Records excerpted from a collection

┏━━

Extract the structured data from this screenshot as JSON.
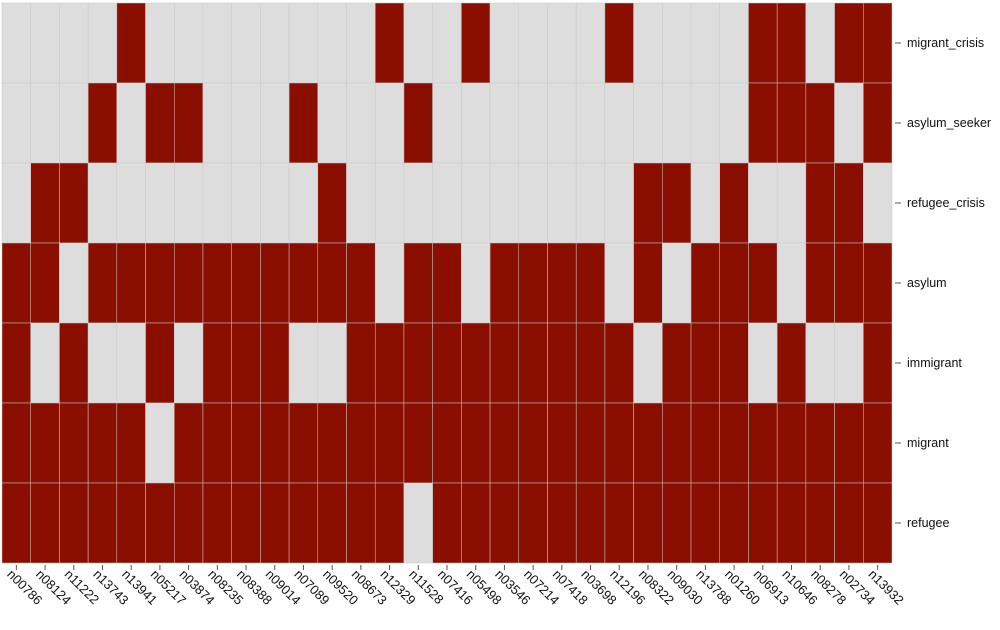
{
  "chart_data": {
    "type": "heatmap",
    "x": [
      "n00786",
      "n08124",
      "n11222",
      "n13743",
      "n13941",
      "n05217",
      "n03874",
      "n08235",
      "n08388",
      "n09014",
      "n07089",
      "n09520",
      "n08673",
      "n12329",
      "n11528",
      "n07416",
      "n05498",
      "n03546",
      "n07214",
      "n07418",
      "n03698",
      "n12196",
      "n08322",
      "n09030",
      "n13788",
      "n01260",
      "n06913",
      "n10646",
      "n08278",
      "n02734",
      "n13932"
    ],
    "y": [
      "migrant_crisis",
      "asylum_seeker",
      "refugee_crisis",
      "asylum",
      "immigrant",
      "migrant",
      "refugee"
    ],
    "values": [
      [
        0,
        0,
        0,
        0,
        1,
        0,
        0,
        0,
        0,
        0,
        0,
        0,
        0,
        1,
        0,
        0,
        1,
        0,
        0,
        0,
        0,
        1,
        0,
        0,
        0,
        0,
        1,
        1,
        0,
        1,
        1
      ],
      [
        0,
        0,
        0,
        1,
        0,
        1,
        1,
        0,
        0,
        0,
        1,
        0,
        0,
        0,
        1,
        0,
        0,
        0,
        0,
        0,
        0,
        0,
        0,
        0,
        0,
        0,
        1,
        1,
        1,
        0,
        1
      ],
      [
        0,
        1,
        1,
        0,
        0,
        0,
        0,
        0,
        0,
        0,
        0,
        1,
        0,
        0,
        0,
        0,
        0,
        0,
        0,
        0,
        0,
        0,
        1,
        1,
        0,
        1,
        0,
        0,
        1,
        1,
        0
      ],
      [
        1,
        1,
        0,
        1,
        1,
        1,
        1,
        1,
        1,
        1,
        1,
        1,
        1,
        0,
        1,
        1,
        0,
        1,
        1,
        1,
        1,
        0,
        1,
        0,
        1,
        1,
        1,
        0,
        1,
        1,
        1
      ],
      [
        1,
        0,
        1,
        0,
        0,
        1,
        0,
        1,
        1,
        1,
        0,
        0,
        1,
        1,
        1,
        1,
        1,
        1,
        1,
        1,
        1,
        1,
        0,
        1,
        1,
        1,
        0,
        1,
        0,
        0,
        1
      ],
      [
        1,
        1,
        1,
        1,
        1,
        0,
        1,
        1,
        1,
        1,
        1,
        1,
        1,
        1,
        1,
        1,
        1,
        1,
        1,
        1,
        1,
        1,
        1,
        1,
        1,
        1,
        1,
        1,
        1,
        1,
        1
      ],
      [
        1,
        1,
        1,
        1,
        1,
        1,
        1,
        1,
        1,
        1,
        1,
        1,
        1,
        1,
        0,
        1,
        1,
        1,
        1,
        1,
        1,
        1,
        1,
        1,
        1,
        1,
        1,
        1,
        1,
        1,
        1
      ]
    ],
    "colors": [
      "#dddddd",
      "#8b0f00"
    ]
  }
}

┗━━

Copy all of the entries verbatim, leaving out any pictures they contain.

• [Response]:
Extract the structured data from this screenshot as JSON.
{
  "chart_data": {
    "type": "heatmap",
    "x": [
      "n00786",
      "n08124",
      "n11222",
      "n13743",
      "n13941",
      "n05217",
      "n03874",
      "n08235",
      "n08388",
      "n09014",
      "n07089",
      "n09520",
      "n08673",
      "n12329",
      "n11528",
      "n07416",
      "n05498",
      "n03546",
      "n07214",
      "n07418",
      "n03698",
      "n12196",
      "n08322",
      "n09030",
      "n13788",
      "n01260",
      "n06913",
      "n10646",
      "n08278",
      "n02734",
      "n13932"
    ],
    "y": [
      "migrant_crisis",
      "asylum_seeker",
      "refugee_crisis",
      "asylum",
      "immigrant",
      "migrant",
      "refugee"
    ],
    "values": [
      [
        0,
        0,
        0,
        0,
        1,
        0,
        0,
        0,
        0,
        0,
        0,
        0,
        0,
        1,
        0,
        0,
        1,
        0,
        0,
        0,
        0,
        1,
        0,
        0,
        0,
        0,
        1,
        1,
        0,
        1,
        1
      ],
      [
        0,
        0,
        0,
        1,
        0,
        1,
        1,
        0,
        0,
        0,
        1,
        0,
        0,
        0,
        1,
        0,
        0,
        0,
        0,
        0,
        0,
        0,
        0,
        0,
        0,
        0,
        1,
        1,
        1,
        0,
        1
      ],
      [
        0,
        1,
        1,
        0,
        0,
        0,
        0,
        0,
        0,
        0,
        0,
        1,
        0,
        0,
        0,
        0,
        0,
        0,
        0,
        0,
        0,
        0,
        1,
        1,
        0,
        1,
        0,
        0,
        1,
        1,
        0
      ],
      [
        1,
        1,
        0,
        1,
        1,
        1,
        1,
        1,
        1,
        1,
        1,
        1,
        1,
        0,
        1,
        1,
        0,
        1,
        1,
        1,
        1,
        0,
        1,
        0,
        1,
        1,
        1,
        0,
        1,
        1,
        1
      ],
      [
        1,
        0,
        1,
        0,
        0,
        1,
        0,
        1,
        1,
        1,
        0,
        0,
        1,
        1,
        1,
        1,
        1,
        1,
        1,
        1,
        1,
        1,
        0,
        1,
        1,
        1,
        0,
        1,
        0,
        0,
        1
      ],
      [
        1,
        1,
        1,
        1,
        1,
        0,
        1,
        1,
        1,
        1,
        1,
        1,
        1,
        1,
        1,
        1,
        1,
        1,
        1,
        1,
        1,
        1,
        1,
        1,
        1,
        1,
        1,
        1,
        1,
        1,
        1
      ],
      [
        1,
        1,
        1,
        1,
        1,
        1,
        1,
        1,
        1,
        1,
        1,
        1,
        1,
        1,
        0,
        1,
        1,
        1,
        1,
        1,
        1,
        1,
        1,
        1,
        1,
        1,
        1,
        1,
        1,
        1,
        1
      ]
    ],
    "colors": [
      "#dddddd",
      "#8b0f00"
    ]
  }
}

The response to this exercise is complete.